→ Aim
Only a number is expected: how many lines in the data below contain the word "Category".

[Items from a data source]
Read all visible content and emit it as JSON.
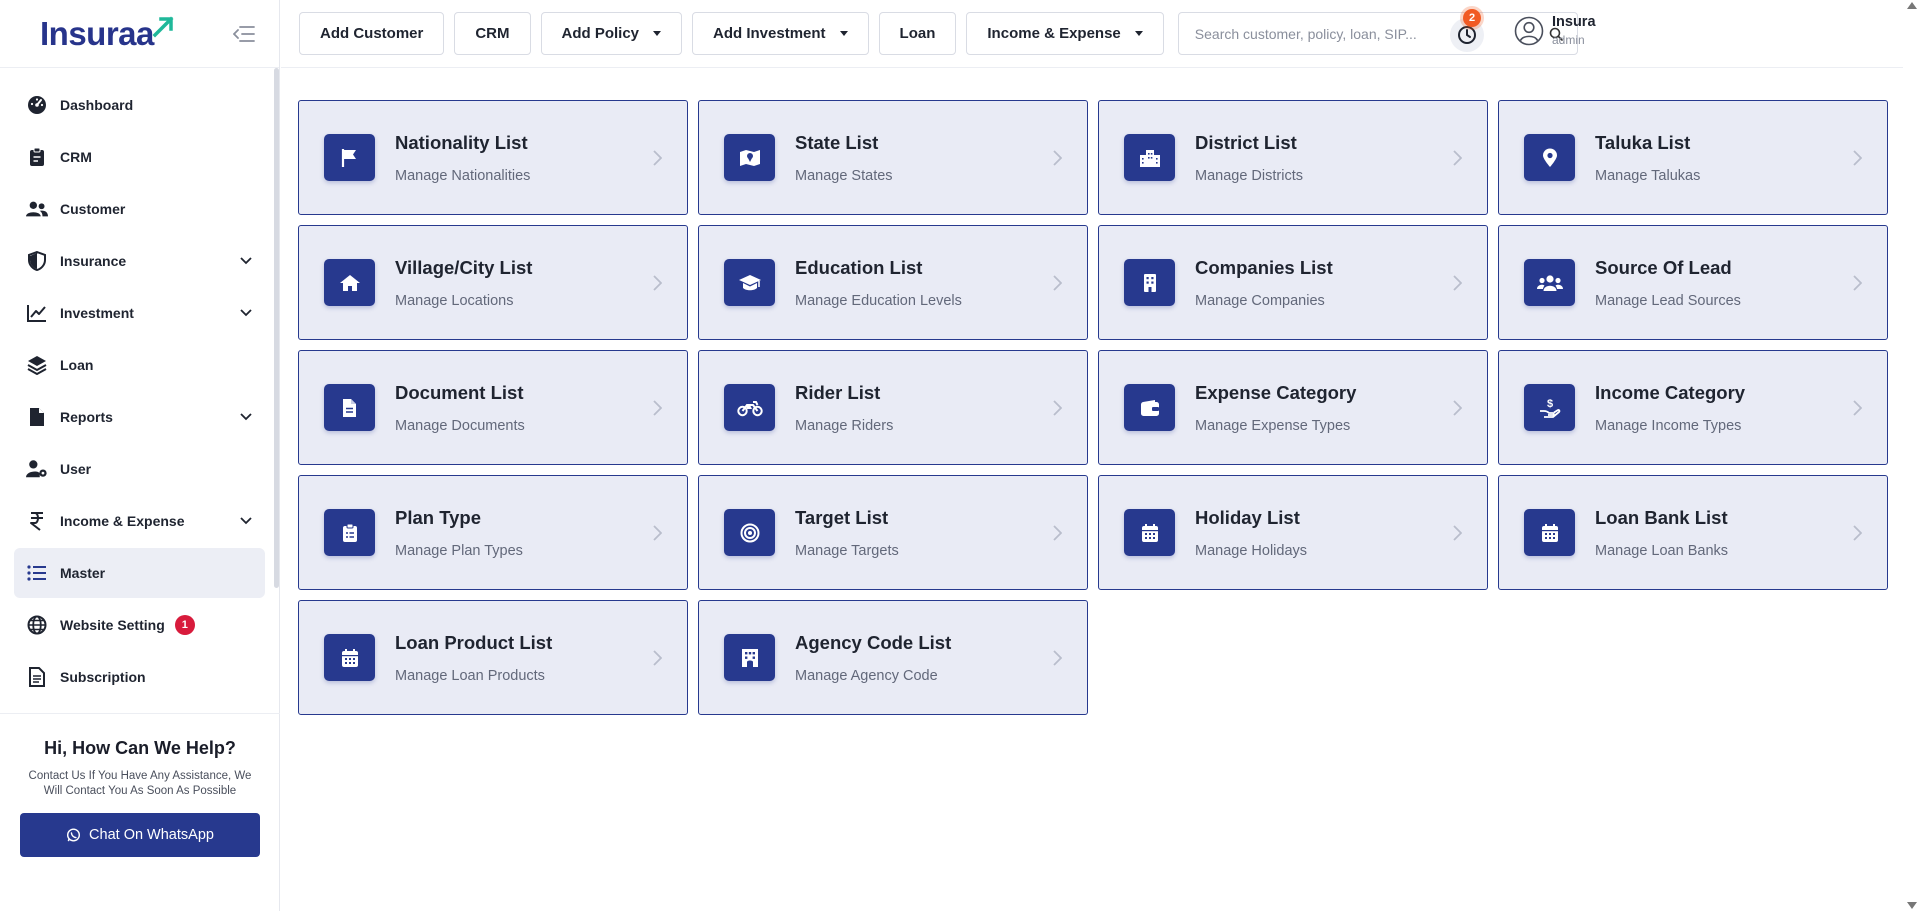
{
  "app": {
    "logo_text": "Insuraa"
  },
  "colors": {
    "primary": "#27398e",
    "card_bg": "#e9ebf5",
    "badge_red": "#d81b3c",
    "badge_orange": "#f15a24",
    "logo_green": "#1fb89a"
  },
  "sidebar": {
    "items": [
      {
        "label": "Dashboard",
        "icon": "dashboard-gauge-icon",
        "chevron": false
      },
      {
        "label": "CRM",
        "icon": "clipboard-icon",
        "chevron": false
      },
      {
        "label": "Customer",
        "icon": "users-icon",
        "chevron": false
      },
      {
        "label": "Insurance",
        "icon": "shield-icon",
        "chevron": true
      },
      {
        "label": "Investment",
        "icon": "line-chart-icon",
        "chevron": true
      },
      {
        "label": "Loan",
        "icon": "layers-icon",
        "chevron": false
      },
      {
        "label": "Reports",
        "icon": "file-icon",
        "chevron": true
      },
      {
        "label": "User",
        "icon": "user-gear-icon",
        "chevron": false
      },
      {
        "label": "Income & Expense",
        "icon": "rupee-icon",
        "chevron": true
      },
      {
        "label": "Master",
        "icon": "list-icon",
        "chevron": false,
        "active": true
      },
      {
        "label": "Website Setting",
        "icon": "globe-icon",
        "chevron": false,
        "badge": "1"
      },
      {
        "label": "Subscription",
        "icon": "document-icon",
        "chevron": false
      }
    ]
  },
  "help": {
    "title": "Hi, How Can We Help?",
    "text": "Contact Us If You Have Any Assistance, We Will Contact You As Soon As Possible",
    "button_label": "Chat On WhatsApp"
  },
  "topbar": {
    "buttons": [
      {
        "label": "Add Customer",
        "dropdown": false
      },
      {
        "label": "CRM",
        "dropdown": false
      },
      {
        "label": "Add Policy",
        "dropdown": true
      },
      {
        "label": "Add Investment",
        "dropdown": true
      },
      {
        "label": "Loan",
        "dropdown": false
      },
      {
        "label": "Income & Expense",
        "dropdown": true
      }
    ],
    "search_placeholder": "Search customer, policy, loan, SIP...",
    "search_value": "",
    "notification_count": "2",
    "user_name": "Insura",
    "user_role": "admin"
  },
  "cards": [
    {
      "title": "Nationality List",
      "subtitle": "Manage Nationalities",
      "icon": "flag-icon"
    },
    {
      "title": "State List",
      "subtitle": "Manage States",
      "icon": "map-icon"
    },
    {
      "title": "District List",
      "subtitle": "Manage Districts",
      "icon": "city-icon"
    },
    {
      "title": "Taluka List",
      "subtitle": "Manage Talukas",
      "icon": "map-pin-icon"
    },
    {
      "title": "Village/City List",
      "subtitle": "Manage Locations",
      "icon": "home-icon"
    },
    {
      "title": "Education List",
      "subtitle": "Manage Education Levels",
      "icon": "graduation-cap-icon"
    },
    {
      "title": "Companies List",
      "subtitle": "Manage Companies",
      "icon": "building-icon"
    },
    {
      "title": "Source Of Lead",
      "subtitle": "Manage Lead Sources",
      "icon": "people-group-icon"
    },
    {
      "title": "Document List",
      "subtitle": "Manage Documents",
      "icon": "file-lines-icon"
    },
    {
      "title": "Rider List",
      "subtitle": "Manage Riders",
      "icon": "motorcycle-icon"
    },
    {
      "title": "Expense Category",
      "subtitle": "Manage Expense Types",
      "icon": "wallet-icon"
    },
    {
      "title": "Income Category",
      "subtitle": "Manage Income Types",
      "icon": "hand-money-icon"
    },
    {
      "title": "Plan Type",
      "subtitle": "Manage Plan Types",
      "icon": "clipboard-list-icon"
    },
    {
      "title": "Target List",
      "subtitle": "Manage Targets",
      "icon": "target-icon"
    },
    {
      "title": "Holiday List",
      "subtitle": "Manage Holidays",
      "icon": "calendar-icon"
    },
    {
      "title": "Loan Bank List",
      "subtitle": "Manage Loan Banks",
      "icon": "calendar-icon"
    },
    {
      "title": "Loan Product List",
      "subtitle": "Manage Loan Products",
      "icon": "calendar-icon"
    },
    {
      "title": "Agency Code List",
      "subtitle": "Manage Agency Code",
      "icon": "office-building-icon"
    }
  ]
}
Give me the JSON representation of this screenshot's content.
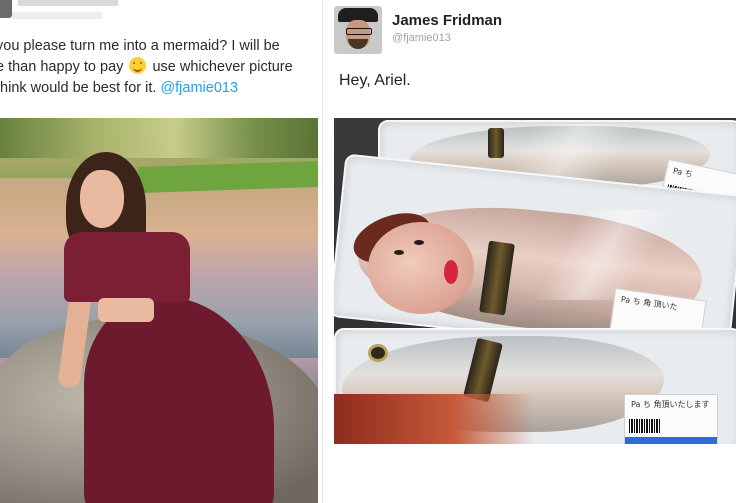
{
  "left_tweet": {
    "text_lines": [
      "you please turn me into a mermaid? I will be",
      "e than happy to pay",
      "use whichever picture",
      "think would be best for it."
    ],
    "mention": "@fjamie013",
    "emoji_icon": "smiling-face-icon"
  },
  "right_tweet": {
    "author_name": "James Fridman",
    "handle": "@fjamie013",
    "text": "Hey, Ariel."
  },
  "colors": {
    "mention_blue": "#1da1f2",
    "text": "#222222",
    "handle_gray": "#9aa5ae"
  }
}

→ Output for this task
2